* [Given problem]: Restate the data exactly as given and keep the pictures out.

* [Data excerpts]:
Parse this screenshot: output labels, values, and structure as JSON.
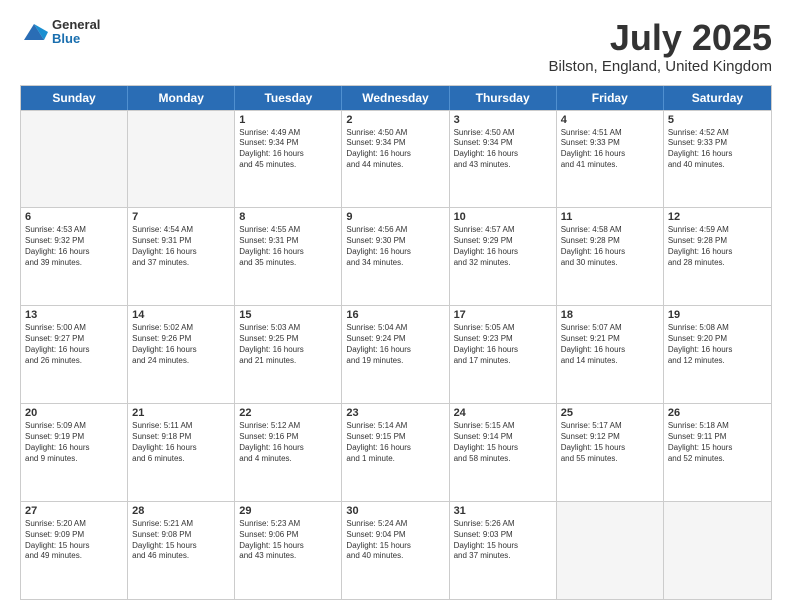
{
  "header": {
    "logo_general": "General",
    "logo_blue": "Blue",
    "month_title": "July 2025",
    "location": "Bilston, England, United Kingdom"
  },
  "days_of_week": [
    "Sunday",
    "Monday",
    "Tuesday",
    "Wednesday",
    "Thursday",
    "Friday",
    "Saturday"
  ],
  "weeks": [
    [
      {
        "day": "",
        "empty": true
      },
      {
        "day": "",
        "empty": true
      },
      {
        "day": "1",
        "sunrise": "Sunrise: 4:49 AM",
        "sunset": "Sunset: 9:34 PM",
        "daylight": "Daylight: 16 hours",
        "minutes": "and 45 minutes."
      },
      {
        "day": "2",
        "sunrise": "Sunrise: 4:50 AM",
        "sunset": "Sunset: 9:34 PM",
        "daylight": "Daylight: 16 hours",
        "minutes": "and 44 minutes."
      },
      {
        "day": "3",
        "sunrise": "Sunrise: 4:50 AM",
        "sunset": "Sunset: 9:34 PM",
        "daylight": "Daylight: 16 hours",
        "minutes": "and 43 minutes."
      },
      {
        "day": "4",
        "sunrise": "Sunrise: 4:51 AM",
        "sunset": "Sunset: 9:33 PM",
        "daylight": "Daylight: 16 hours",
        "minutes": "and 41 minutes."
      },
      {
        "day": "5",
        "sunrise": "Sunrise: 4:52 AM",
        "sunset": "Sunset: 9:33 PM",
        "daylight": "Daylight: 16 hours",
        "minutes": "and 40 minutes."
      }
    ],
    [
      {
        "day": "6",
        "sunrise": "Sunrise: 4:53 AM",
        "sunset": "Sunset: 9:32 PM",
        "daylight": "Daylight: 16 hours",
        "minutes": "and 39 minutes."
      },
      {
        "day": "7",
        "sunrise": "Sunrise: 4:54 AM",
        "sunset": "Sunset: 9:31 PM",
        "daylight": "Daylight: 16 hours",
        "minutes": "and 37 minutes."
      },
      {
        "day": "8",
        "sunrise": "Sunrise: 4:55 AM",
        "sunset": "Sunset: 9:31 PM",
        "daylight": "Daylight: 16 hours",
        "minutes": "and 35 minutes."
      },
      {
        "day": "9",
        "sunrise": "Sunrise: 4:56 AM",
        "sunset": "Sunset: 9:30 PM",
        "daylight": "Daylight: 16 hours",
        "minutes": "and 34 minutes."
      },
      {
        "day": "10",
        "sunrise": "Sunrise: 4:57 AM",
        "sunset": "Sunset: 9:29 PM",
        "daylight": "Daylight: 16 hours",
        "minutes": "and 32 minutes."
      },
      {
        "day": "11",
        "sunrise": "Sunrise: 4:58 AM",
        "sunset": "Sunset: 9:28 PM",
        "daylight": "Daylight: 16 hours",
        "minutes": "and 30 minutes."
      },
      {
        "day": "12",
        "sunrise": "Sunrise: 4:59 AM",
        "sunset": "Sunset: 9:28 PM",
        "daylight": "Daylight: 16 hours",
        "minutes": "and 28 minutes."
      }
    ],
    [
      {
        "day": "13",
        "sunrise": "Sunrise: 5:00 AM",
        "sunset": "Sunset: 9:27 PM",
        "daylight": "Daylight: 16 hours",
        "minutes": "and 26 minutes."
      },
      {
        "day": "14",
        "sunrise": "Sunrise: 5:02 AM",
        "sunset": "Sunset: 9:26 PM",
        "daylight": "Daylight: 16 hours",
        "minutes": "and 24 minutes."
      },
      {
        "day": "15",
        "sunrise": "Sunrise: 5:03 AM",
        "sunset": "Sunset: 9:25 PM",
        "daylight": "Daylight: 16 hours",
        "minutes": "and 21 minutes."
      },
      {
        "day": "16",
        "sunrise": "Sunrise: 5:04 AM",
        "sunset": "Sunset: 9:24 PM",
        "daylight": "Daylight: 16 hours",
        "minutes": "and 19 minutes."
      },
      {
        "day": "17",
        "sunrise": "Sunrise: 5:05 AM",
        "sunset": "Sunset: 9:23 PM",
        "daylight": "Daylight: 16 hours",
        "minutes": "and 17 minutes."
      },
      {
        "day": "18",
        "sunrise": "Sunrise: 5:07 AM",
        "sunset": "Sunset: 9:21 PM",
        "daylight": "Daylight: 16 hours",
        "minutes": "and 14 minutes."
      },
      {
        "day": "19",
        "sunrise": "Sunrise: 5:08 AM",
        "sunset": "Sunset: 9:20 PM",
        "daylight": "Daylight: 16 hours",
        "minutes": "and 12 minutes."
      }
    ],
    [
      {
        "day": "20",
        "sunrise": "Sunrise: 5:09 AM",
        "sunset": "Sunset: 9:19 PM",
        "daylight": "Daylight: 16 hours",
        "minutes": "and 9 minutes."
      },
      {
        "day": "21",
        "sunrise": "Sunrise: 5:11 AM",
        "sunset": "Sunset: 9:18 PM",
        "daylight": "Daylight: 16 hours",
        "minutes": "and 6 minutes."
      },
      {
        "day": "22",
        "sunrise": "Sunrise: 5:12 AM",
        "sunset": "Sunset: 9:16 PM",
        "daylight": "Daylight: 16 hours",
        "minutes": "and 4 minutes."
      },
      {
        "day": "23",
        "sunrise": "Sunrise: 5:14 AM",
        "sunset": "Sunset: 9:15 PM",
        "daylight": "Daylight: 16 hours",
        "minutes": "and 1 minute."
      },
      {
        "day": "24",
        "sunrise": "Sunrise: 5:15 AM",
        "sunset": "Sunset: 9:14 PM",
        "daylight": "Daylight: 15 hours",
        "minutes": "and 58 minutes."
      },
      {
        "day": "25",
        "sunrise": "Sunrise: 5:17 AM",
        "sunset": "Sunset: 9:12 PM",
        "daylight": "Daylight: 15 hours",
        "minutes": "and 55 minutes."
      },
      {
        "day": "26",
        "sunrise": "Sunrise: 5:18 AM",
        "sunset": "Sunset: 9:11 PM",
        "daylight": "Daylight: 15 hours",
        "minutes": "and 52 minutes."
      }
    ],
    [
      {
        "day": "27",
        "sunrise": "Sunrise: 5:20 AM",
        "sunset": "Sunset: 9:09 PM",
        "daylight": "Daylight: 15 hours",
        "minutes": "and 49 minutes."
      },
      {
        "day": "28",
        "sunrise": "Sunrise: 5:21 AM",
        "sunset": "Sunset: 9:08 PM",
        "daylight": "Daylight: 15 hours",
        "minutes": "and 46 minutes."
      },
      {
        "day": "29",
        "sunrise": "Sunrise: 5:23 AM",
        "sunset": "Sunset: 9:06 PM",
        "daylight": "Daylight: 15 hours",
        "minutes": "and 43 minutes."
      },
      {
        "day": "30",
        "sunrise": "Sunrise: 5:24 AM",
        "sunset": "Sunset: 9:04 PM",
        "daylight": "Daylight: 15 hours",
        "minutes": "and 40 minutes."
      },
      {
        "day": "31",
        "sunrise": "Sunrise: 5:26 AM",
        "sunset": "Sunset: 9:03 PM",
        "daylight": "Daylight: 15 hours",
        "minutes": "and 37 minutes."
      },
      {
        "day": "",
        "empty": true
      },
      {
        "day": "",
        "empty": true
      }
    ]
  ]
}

* [Solved exercise]:
Parse this screenshot: output labels, values, and structure as JSON.
{
  "header": {
    "logo_general": "General",
    "logo_blue": "Blue",
    "month_title": "July 2025",
    "location": "Bilston, England, United Kingdom"
  },
  "days_of_week": [
    "Sunday",
    "Monday",
    "Tuesday",
    "Wednesday",
    "Thursday",
    "Friday",
    "Saturday"
  ],
  "weeks": [
    [
      {
        "day": "",
        "empty": true
      },
      {
        "day": "",
        "empty": true
      },
      {
        "day": "1",
        "sunrise": "Sunrise: 4:49 AM",
        "sunset": "Sunset: 9:34 PM",
        "daylight": "Daylight: 16 hours",
        "minutes": "and 45 minutes."
      },
      {
        "day": "2",
        "sunrise": "Sunrise: 4:50 AM",
        "sunset": "Sunset: 9:34 PM",
        "daylight": "Daylight: 16 hours",
        "minutes": "and 44 minutes."
      },
      {
        "day": "3",
        "sunrise": "Sunrise: 4:50 AM",
        "sunset": "Sunset: 9:34 PM",
        "daylight": "Daylight: 16 hours",
        "minutes": "and 43 minutes."
      },
      {
        "day": "4",
        "sunrise": "Sunrise: 4:51 AM",
        "sunset": "Sunset: 9:33 PM",
        "daylight": "Daylight: 16 hours",
        "minutes": "and 41 minutes."
      },
      {
        "day": "5",
        "sunrise": "Sunrise: 4:52 AM",
        "sunset": "Sunset: 9:33 PM",
        "daylight": "Daylight: 16 hours",
        "minutes": "and 40 minutes."
      }
    ],
    [
      {
        "day": "6",
        "sunrise": "Sunrise: 4:53 AM",
        "sunset": "Sunset: 9:32 PM",
        "daylight": "Daylight: 16 hours",
        "minutes": "and 39 minutes."
      },
      {
        "day": "7",
        "sunrise": "Sunrise: 4:54 AM",
        "sunset": "Sunset: 9:31 PM",
        "daylight": "Daylight: 16 hours",
        "minutes": "and 37 minutes."
      },
      {
        "day": "8",
        "sunrise": "Sunrise: 4:55 AM",
        "sunset": "Sunset: 9:31 PM",
        "daylight": "Daylight: 16 hours",
        "minutes": "and 35 minutes."
      },
      {
        "day": "9",
        "sunrise": "Sunrise: 4:56 AM",
        "sunset": "Sunset: 9:30 PM",
        "daylight": "Daylight: 16 hours",
        "minutes": "and 34 minutes."
      },
      {
        "day": "10",
        "sunrise": "Sunrise: 4:57 AM",
        "sunset": "Sunset: 9:29 PM",
        "daylight": "Daylight: 16 hours",
        "minutes": "and 32 minutes."
      },
      {
        "day": "11",
        "sunrise": "Sunrise: 4:58 AM",
        "sunset": "Sunset: 9:28 PM",
        "daylight": "Daylight: 16 hours",
        "minutes": "and 30 minutes."
      },
      {
        "day": "12",
        "sunrise": "Sunrise: 4:59 AM",
        "sunset": "Sunset: 9:28 PM",
        "daylight": "Daylight: 16 hours",
        "minutes": "and 28 minutes."
      }
    ],
    [
      {
        "day": "13",
        "sunrise": "Sunrise: 5:00 AM",
        "sunset": "Sunset: 9:27 PM",
        "daylight": "Daylight: 16 hours",
        "minutes": "and 26 minutes."
      },
      {
        "day": "14",
        "sunrise": "Sunrise: 5:02 AM",
        "sunset": "Sunset: 9:26 PM",
        "daylight": "Daylight: 16 hours",
        "minutes": "and 24 minutes."
      },
      {
        "day": "15",
        "sunrise": "Sunrise: 5:03 AM",
        "sunset": "Sunset: 9:25 PM",
        "daylight": "Daylight: 16 hours",
        "minutes": "and 21 minutes."
      },
      {
        "day": "16",
        "sunrise": "Sunrise: 5:04 AM",
        "sunset": "Sunset: 9:24 PM",
        "daylight": "Daylight: 16 hours",
        "minutes": "and 19 minutes."
      },
      {
        "day": "17",
        "sunrise": "Sunrise: 5:05 AM",
        "sunset": "Sunset: 9:23 PM",
        "daylight": "Daylight: 16 hours",
        "minutes": "and 17 minutes."
      },
      {
        "day": "18",
        "sunrise": "Sunrise: 5:07 AM",
        "sunset": "Sunset: 9:21 PM",
        "daylight": "Daylight: 16 hours",
        "minutes": "and 14 minutes."
      },
      {
        "day": "19",
        "sunrise": "Sunrise: 5:08 AM",
        "sunset": "Sunset: 9:20 PM",
        "daylight": "Daylight: 16 hours",
        "minutes": "and 12 minutes."
      }
    ],
    [
      {
        "day": "20",
        "sunrise": "Sunrise: 5:09 AM",
        "sunset": "Sunset: 9:19 PM",
        "daylight": "Daylight: 16 hours",
        "minutes": "and 9 minutes."
      },
      {
        "day": "21",
        "sunrise": "Sunrise: 5:11 AM",
        "sunset": "Sunset: 9:18 PM",
        "daylight": "Daylight: 16 hours",
        "minutes": "and 6 minutes."
      },
      {
        "day": "22",
        "sunrise": "Sunrise: 5:12 AM",
        "sunset": "Sunset: 9:16 PM",
        "daylight": "Daylight: 16 hours",
        "minutes": "and 4 minutes."
      },
      {
        "day": "23",
        "sunrise": "Sunrise: 5:14 AM",
        "sunset": "Sunset: 9:15 PM",
        "daylight": "Daylight: 16 hours",
        "minutes": "and 1 minute."
      },
      {
        "day": "24",
        "sunrise": "Sunrise: 5:15 AM",
        "sunset": "Sunset: 9:14 PM",
        "daylight": "Daylight: 15 hours",
        "minutes": "and 58 minutes."
      },
      {
        "day": "25",
        "sunrise": "Sunrise: 5:17 AM",
        "sunset": "Sunset: 9:12 PM",
        "daylight": "Daylight: 15 hours",
        "minutes": "and 55 minutes."
      },
      {
        "day": "26",
        "sunrise": "Sunrise: 5:18 AM",
        "sunset": "Sunset: 9:11 PM",
        "daylight": "Daylight: 15 hours",
        "minutes": "and 52 minutes."
      }
    ],
    [
      {
        "day": "27",
        "sunrise": "Sunrise: 5:20 AM",
        "sunset": "Sunset: 9:09 PM",
        "daylight": "Daylight: 15 hours",
        "minutes": "and 49 minutes."
      },
      {
        "day": "28",
        "sunrise": "Sunrise: 5:21 AM",
        "sunset": "Sunset: 9:08 PM",
        "daylight": "Daylight: 15 hours",
        "minutes": "and 46 minutes."
      },
      {
        "day": "29",
        "sunrise": "Sunrise: 5:23 AM",
        "sunset": "Sunset: 9:06 PM",
        "daylight": "Daylight: 15 hours",
        "minutes": "and 43 minutes."
      },
      {
        "day": "30",
        "sunrise": "Sunrise: 5:24 AM",
        "sunset": "Sunset: 9:04 PM",
        "daylight": "Daylight: 15 hours",
        "minutes": "and 40 minutes."
      },
      {
        "day": "31",
        "sunrise": "Sunrise: 5:26 AM",
        "sunset": "Sunset: 9:03 PM",
        "daylight": "Daylight: 15 hours",
        "minutes": "and 37 minutes."
      },
      {
        "day": "",
        "empty": true
      },
      {
        "day": "",
        "empty": true
      }
    ]
  ]
}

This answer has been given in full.